## [What you will do]
Repeat the lines below exactly as they appear, but leave out the images.

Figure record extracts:
━━━

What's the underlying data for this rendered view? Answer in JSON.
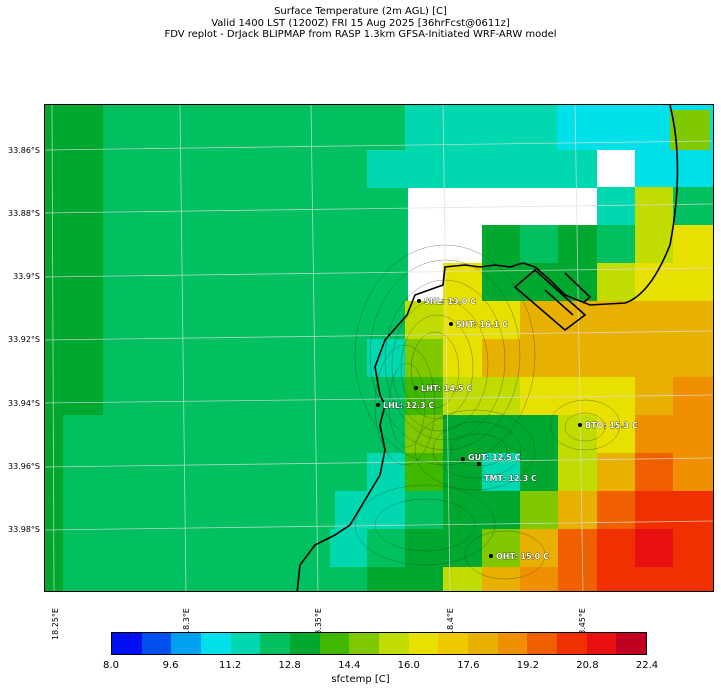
{
  "title": {
    "line1": "Surface Temperature (2m AGL) [C]",
    "line2": "Valid 1400 LST (1200Z) FRI 15 Aug 2025 [36hrFcst@0611z]",
    "line3": "FDV replot - DrJack BLIPMAP from RASP 1.3km GFSA-Initiated WRF-ARW model"
  },
  "lat_labels": [
    "33.86°S",
    "33.88°S",
    "33.9°S",
    "33.92°S",
    "33.94°S",
    "33.96°S",
    "33.98°S"
  ],
  "lon_labels": [
    "18.25°E",
    "18.3°E",
    "18.35°E",
    "18.4°E",
    "18.45°E"
  ],
  "stations": [
    {
      "label": "SHL: 13.0 C"
    },
    {
      "label": "SHT: 16.1 C"
    },
    {
      "label": "LHT: 14.5 C"
    },
    {
      "label": "LHL: 12.3 C"
    },
    {
      "label": "BTO: 15.3 C"
    },
    {
      "label": "GUT: 12.5 C"
    },
    {
      "label": "TMT: 12.3 C"
    },
    {
      "label": "OHT: 15.0 C"
    }
  ],
  "colorbar": {
    "label": "sfctemp [C]",
    "ticks": [
      "8.0",
      "9.6",
      "11.2",
      "12.8",
      "14.4",
      "16.0",
      "17.6",
      "19.2",
      "20.8",
      "22.4"
    ],
    "colors": [
      "#0010f0",
      "#0050f0",
      "#00a0f0",
      "#00e0e8",
      "#00d8b0",
      "#00c060",
      "#00a830",
      "#40b800",
      "#80c800",
      "#c0dc00",
      "#e8e000",
      "#f0c800",
      "#e8b000",
      "#f09000",
      "#f06000",
      "#f03000",
      "#e81010",
      "#c00020"
    ]
  },
  "map_colors": {
    "c12": "#00c060",
    "c11": "#00d8b0",
    "c10": "#00e0e8",
    "c13": "#00a830",
    "c14": "#40b800",
    "c15": "#80c800",
    "c16": "#c0dc00",
    "c17": "#e8e000",
    "c18": "#e8b000",
    "c19": "#f09000",
    "c20": "#f06000",
    "c21": "#f03000",
    "c22": "#e81010"
  }
}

━━━

## [Written solution]
What's the underlying data for this rendered view? Answer in JSON.
{
  "title": {
    "line1": "Surface Temperature (2m AGL) [C]",
    "line2": "Valid 1400 LST (1200Z) FRI 15 Aug 2025 [36hrFcst@0611z]",
    "line3": "FDV replot - DrJack BLIPMAP from RASP 1.3km GFSA-Initiated WRF-ARW model"
  },
  "lat_labels": [
    "33.86°S",
    "33.88°S",
    "33.9°S",
    "33.92°S",
    "33.94°S",
    "33.96°S",
    "33.98°S"
  ],
  "lon_labels": [
    "18.25°E",
    "18.3°E",
    "18.35°E",
    "18.4°E",
    "18.45°E"
  ],
  "stations": [
    {
      "label": "SHL: 13.0 C"
    },
    {
      "label": "SHT: 16.1 C"
    },
    {
      "label": "LHT: 14.5 C"
    },
    {
      "label": "LHL: 12.3 C"
    },
    {
      "label": "BTO: 15.3 C"
    },
    {
      "label": "GUT: 12.5 C"
    },
    {
      "label": "TMT: 12.3 C"
    },
    {
      "label": "OHT: 15.0 C"
    }
  ],
  "colorbar": {
    "label": "sfctemp [C]",
    "ticks": [
      "8.0",
      "9.6",
      "11.2",
      "12.8",
      "14.4",
      "16.0",
      "17.6",
      "19.2",
      "20.8",
      "22.4"
    ],
    "colors": [
      "#0010f0",
      "#0050f0",
      "#00a0f0",
      "#00e0e8",
      "#00d8b0",
      "#00c060",
      "#00a830",
      "#40b800",
      "#80c800",
      "#c0dc00",
      "#e8e000",
      "#f0c800",
      "#e8b000",
      "#f09000",
      "#f06000",
      "#f03000",
      "#e81010",
      "#c00020"
    ]
  },
  "map_colors": {
    "c12": "#00c060",
    "c11": "#00d8b0",
    "c10": "#00e0e8",
    "c13": "#00a830",
    "c14": "#40b800",
    "c15": "#80c800",
    "c16": "#c0dc00",
    "c17": "#e8e000",
    "c18": "#e8b000",
    "c19": "#f09000",
    "c20": "#f06000",
    "c21": "#f03000",
    "c22": "#e81010"
  }
}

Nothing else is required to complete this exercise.